---------- DATA ----------

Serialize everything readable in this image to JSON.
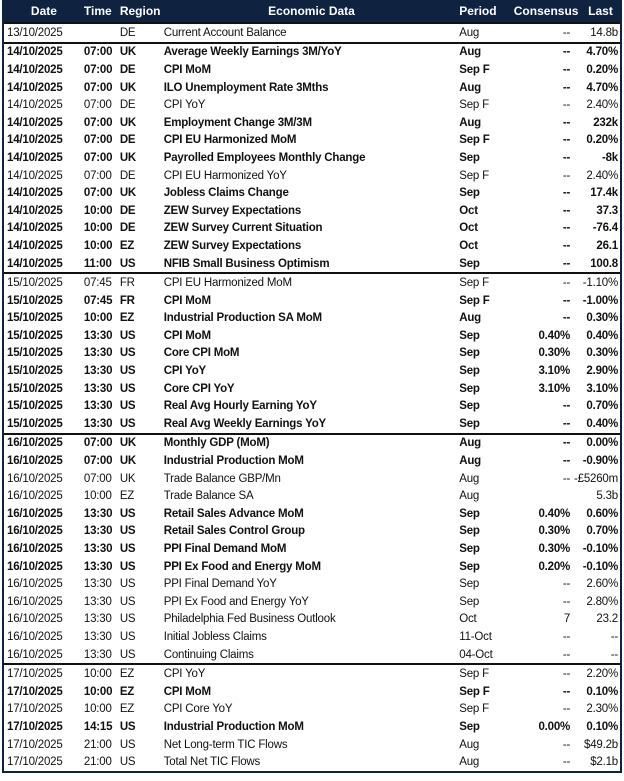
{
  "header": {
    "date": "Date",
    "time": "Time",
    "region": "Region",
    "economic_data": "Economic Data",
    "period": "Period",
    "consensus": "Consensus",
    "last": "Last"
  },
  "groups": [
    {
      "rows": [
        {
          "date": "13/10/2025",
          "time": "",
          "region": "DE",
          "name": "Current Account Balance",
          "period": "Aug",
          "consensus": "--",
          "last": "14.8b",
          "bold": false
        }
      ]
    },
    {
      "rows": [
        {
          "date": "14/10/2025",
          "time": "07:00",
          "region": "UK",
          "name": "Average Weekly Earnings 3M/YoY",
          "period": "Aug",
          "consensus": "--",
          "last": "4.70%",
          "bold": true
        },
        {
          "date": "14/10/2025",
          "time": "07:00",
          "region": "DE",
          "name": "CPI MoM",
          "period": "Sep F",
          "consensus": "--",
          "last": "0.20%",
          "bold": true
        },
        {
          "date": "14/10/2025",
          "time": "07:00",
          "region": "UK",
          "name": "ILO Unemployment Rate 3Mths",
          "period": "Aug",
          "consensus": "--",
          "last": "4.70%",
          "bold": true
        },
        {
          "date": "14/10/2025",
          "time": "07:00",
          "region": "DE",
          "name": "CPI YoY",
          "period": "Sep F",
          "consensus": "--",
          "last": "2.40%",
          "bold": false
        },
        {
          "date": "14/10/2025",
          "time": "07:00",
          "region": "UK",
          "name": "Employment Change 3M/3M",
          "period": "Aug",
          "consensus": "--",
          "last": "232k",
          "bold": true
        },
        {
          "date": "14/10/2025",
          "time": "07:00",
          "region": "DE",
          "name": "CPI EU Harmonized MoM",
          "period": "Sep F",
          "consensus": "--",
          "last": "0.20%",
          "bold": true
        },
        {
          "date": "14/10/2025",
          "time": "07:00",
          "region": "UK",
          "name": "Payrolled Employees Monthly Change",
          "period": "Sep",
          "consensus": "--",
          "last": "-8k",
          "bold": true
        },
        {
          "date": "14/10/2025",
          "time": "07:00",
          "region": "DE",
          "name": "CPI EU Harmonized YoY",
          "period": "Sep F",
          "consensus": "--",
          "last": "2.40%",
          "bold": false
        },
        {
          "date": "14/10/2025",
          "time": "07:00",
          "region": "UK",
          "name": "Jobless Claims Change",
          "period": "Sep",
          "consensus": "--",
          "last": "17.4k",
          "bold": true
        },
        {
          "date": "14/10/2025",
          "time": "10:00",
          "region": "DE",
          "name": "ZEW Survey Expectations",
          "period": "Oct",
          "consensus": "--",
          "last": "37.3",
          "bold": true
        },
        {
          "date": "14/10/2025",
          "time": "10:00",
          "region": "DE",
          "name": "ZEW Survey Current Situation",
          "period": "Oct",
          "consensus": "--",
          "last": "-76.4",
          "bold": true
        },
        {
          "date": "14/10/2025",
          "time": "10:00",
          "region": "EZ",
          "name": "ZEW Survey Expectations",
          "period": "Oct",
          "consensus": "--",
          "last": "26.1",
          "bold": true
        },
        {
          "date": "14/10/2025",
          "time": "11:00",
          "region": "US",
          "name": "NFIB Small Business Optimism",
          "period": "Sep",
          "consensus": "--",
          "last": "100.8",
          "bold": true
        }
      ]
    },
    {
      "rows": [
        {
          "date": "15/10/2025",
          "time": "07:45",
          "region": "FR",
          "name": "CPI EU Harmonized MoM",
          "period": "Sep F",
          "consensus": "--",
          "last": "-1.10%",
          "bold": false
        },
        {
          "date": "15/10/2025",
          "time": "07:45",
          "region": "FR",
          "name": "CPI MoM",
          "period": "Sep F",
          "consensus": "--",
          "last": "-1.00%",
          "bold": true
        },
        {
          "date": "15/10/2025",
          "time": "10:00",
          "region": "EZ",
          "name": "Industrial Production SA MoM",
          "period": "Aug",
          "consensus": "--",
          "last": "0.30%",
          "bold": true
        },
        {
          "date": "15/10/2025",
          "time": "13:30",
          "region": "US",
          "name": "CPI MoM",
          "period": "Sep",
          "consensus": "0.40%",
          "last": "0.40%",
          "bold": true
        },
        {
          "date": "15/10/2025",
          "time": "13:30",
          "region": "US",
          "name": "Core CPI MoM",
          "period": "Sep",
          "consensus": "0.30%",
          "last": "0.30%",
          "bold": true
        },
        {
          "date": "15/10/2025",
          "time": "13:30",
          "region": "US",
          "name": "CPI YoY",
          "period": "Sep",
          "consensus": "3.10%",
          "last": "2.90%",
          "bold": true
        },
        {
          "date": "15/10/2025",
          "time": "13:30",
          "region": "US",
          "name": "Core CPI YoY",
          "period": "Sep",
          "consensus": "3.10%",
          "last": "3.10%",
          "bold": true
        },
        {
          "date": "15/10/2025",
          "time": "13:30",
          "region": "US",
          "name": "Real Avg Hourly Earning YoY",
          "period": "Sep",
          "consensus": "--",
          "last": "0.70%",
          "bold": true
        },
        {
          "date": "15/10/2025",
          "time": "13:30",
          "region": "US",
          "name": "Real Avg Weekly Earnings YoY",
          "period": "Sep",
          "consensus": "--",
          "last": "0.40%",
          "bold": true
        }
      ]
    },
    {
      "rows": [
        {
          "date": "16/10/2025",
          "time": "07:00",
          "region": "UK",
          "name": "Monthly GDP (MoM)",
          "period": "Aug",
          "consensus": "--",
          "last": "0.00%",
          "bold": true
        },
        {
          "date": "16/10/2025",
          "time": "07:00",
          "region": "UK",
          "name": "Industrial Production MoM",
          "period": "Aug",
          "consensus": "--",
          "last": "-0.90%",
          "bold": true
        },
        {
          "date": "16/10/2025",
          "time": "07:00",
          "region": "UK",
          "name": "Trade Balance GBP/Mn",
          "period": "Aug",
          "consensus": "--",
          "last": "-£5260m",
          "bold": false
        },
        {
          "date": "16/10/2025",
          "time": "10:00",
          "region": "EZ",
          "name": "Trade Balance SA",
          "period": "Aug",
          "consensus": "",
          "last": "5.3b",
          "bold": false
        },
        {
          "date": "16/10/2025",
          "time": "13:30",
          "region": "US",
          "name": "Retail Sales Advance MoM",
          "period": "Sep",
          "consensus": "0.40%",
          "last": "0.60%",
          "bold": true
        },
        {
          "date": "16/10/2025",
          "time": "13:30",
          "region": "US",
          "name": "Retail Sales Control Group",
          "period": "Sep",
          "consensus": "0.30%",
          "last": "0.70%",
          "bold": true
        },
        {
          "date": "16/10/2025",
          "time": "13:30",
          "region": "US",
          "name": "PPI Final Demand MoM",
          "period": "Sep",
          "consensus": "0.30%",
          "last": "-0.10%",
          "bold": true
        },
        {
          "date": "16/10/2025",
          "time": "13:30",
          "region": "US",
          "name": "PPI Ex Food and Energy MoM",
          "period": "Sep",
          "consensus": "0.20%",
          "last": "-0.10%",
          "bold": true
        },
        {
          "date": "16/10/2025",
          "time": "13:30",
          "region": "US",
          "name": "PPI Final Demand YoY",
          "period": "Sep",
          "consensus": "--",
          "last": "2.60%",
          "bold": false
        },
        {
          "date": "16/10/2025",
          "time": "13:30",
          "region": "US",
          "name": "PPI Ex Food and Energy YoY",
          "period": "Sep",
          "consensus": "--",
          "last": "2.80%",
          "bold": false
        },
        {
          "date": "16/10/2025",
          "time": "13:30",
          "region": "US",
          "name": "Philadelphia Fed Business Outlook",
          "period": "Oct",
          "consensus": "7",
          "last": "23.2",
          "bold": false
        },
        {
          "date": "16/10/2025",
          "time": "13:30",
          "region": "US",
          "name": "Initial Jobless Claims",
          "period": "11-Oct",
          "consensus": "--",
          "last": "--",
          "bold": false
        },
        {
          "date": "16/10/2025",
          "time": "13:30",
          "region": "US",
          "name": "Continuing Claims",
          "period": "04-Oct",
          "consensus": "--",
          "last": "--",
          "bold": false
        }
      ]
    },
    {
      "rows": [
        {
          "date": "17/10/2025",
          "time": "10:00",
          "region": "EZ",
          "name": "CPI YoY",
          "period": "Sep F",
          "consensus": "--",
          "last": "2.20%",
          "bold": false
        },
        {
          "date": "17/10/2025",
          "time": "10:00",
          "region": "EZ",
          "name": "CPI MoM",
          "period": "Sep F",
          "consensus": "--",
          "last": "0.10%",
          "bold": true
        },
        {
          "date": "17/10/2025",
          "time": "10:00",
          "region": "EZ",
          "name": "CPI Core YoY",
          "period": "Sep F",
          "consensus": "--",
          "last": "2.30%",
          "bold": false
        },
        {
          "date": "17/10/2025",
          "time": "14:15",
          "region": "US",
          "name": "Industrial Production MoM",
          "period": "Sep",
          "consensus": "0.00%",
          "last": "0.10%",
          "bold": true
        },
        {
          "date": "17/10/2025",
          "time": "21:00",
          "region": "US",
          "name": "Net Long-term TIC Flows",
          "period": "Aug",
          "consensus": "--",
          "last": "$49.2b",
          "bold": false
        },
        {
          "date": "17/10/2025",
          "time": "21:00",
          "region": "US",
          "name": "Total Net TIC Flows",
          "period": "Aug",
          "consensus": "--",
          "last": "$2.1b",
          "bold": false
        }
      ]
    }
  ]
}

----------
---------- DATA ----------

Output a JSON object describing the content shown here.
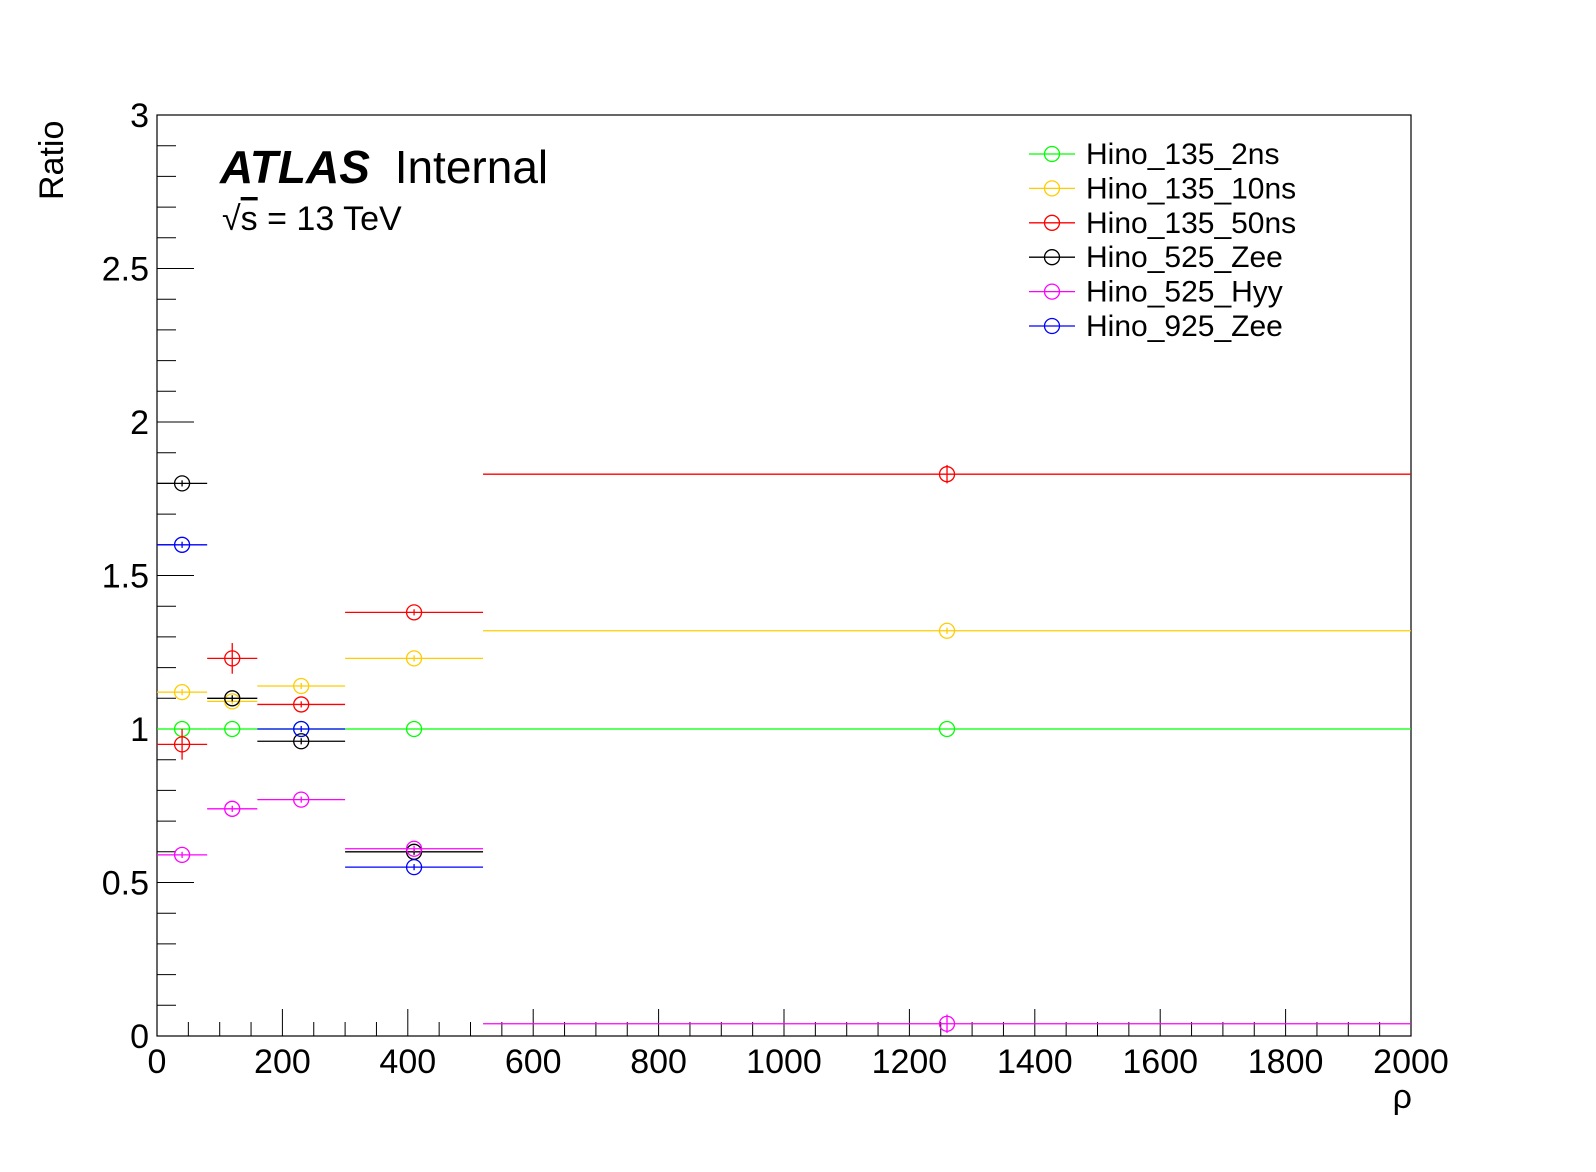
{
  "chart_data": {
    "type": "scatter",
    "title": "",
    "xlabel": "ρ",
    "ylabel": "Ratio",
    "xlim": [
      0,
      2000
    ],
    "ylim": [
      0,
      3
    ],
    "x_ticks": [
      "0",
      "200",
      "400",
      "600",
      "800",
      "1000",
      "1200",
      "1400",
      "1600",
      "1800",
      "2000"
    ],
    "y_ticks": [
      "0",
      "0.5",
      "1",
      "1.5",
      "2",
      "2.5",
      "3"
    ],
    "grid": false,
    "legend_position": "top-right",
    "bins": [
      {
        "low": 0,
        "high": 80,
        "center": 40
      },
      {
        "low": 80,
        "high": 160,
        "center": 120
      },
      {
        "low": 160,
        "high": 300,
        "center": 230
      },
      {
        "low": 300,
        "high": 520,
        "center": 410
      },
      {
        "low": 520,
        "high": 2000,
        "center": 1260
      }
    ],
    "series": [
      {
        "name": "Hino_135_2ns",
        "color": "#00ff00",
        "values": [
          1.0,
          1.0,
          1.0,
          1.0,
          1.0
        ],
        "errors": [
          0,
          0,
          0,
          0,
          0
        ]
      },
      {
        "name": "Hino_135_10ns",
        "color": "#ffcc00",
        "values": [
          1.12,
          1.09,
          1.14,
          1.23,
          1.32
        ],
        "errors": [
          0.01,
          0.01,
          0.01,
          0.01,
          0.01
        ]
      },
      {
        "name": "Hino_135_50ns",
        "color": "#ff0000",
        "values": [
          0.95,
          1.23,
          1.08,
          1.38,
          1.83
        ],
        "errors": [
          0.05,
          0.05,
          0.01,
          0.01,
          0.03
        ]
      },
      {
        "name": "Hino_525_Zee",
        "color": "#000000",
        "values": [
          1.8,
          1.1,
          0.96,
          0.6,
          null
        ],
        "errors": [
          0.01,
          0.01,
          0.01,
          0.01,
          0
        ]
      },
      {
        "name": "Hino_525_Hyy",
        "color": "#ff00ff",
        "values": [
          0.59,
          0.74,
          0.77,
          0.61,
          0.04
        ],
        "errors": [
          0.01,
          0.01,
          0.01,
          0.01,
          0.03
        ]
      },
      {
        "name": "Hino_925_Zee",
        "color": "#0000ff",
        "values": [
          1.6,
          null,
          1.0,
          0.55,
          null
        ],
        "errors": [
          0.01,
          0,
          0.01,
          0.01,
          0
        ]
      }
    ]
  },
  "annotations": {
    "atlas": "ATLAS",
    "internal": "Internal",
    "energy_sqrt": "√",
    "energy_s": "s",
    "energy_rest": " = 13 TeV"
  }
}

----------
---------- DATA ----------

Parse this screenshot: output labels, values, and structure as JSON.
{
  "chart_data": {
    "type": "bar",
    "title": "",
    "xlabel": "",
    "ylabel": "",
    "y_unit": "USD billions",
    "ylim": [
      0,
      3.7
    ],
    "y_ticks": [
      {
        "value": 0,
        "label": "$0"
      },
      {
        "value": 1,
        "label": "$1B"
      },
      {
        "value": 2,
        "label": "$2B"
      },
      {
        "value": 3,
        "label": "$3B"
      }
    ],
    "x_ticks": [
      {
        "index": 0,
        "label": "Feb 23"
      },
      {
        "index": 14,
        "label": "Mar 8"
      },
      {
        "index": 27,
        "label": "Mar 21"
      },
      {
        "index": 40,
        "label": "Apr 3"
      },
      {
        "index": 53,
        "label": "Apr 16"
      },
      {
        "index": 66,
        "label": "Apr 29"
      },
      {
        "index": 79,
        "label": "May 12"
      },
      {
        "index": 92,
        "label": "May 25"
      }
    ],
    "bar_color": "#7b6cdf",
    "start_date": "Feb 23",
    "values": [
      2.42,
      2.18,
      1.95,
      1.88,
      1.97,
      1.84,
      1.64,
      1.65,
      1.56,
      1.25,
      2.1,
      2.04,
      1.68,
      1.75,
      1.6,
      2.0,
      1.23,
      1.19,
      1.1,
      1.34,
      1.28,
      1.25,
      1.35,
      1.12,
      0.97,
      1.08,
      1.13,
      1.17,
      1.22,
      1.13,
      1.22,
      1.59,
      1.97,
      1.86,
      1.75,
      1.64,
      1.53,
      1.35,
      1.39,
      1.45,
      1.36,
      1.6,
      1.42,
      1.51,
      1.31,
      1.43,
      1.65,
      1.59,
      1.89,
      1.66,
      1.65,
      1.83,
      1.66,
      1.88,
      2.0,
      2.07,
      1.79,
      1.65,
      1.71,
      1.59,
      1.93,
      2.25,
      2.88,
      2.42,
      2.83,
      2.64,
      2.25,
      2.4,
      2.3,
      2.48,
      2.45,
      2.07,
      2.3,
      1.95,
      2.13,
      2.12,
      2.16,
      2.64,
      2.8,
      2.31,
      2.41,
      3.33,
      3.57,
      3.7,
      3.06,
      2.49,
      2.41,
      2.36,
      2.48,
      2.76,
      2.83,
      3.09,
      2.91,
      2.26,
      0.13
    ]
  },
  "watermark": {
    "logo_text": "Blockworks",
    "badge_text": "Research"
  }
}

----------

▶ _SHORT EXERCISE_
Copy out each line of the records where the string "Earnings" appears.

▶ _SOLUTION TO THE EXERCISE_
          "name": "Average Weekly Earnings 3M/YoY",
          "name": "Real Avg Weekly Earnings YoY",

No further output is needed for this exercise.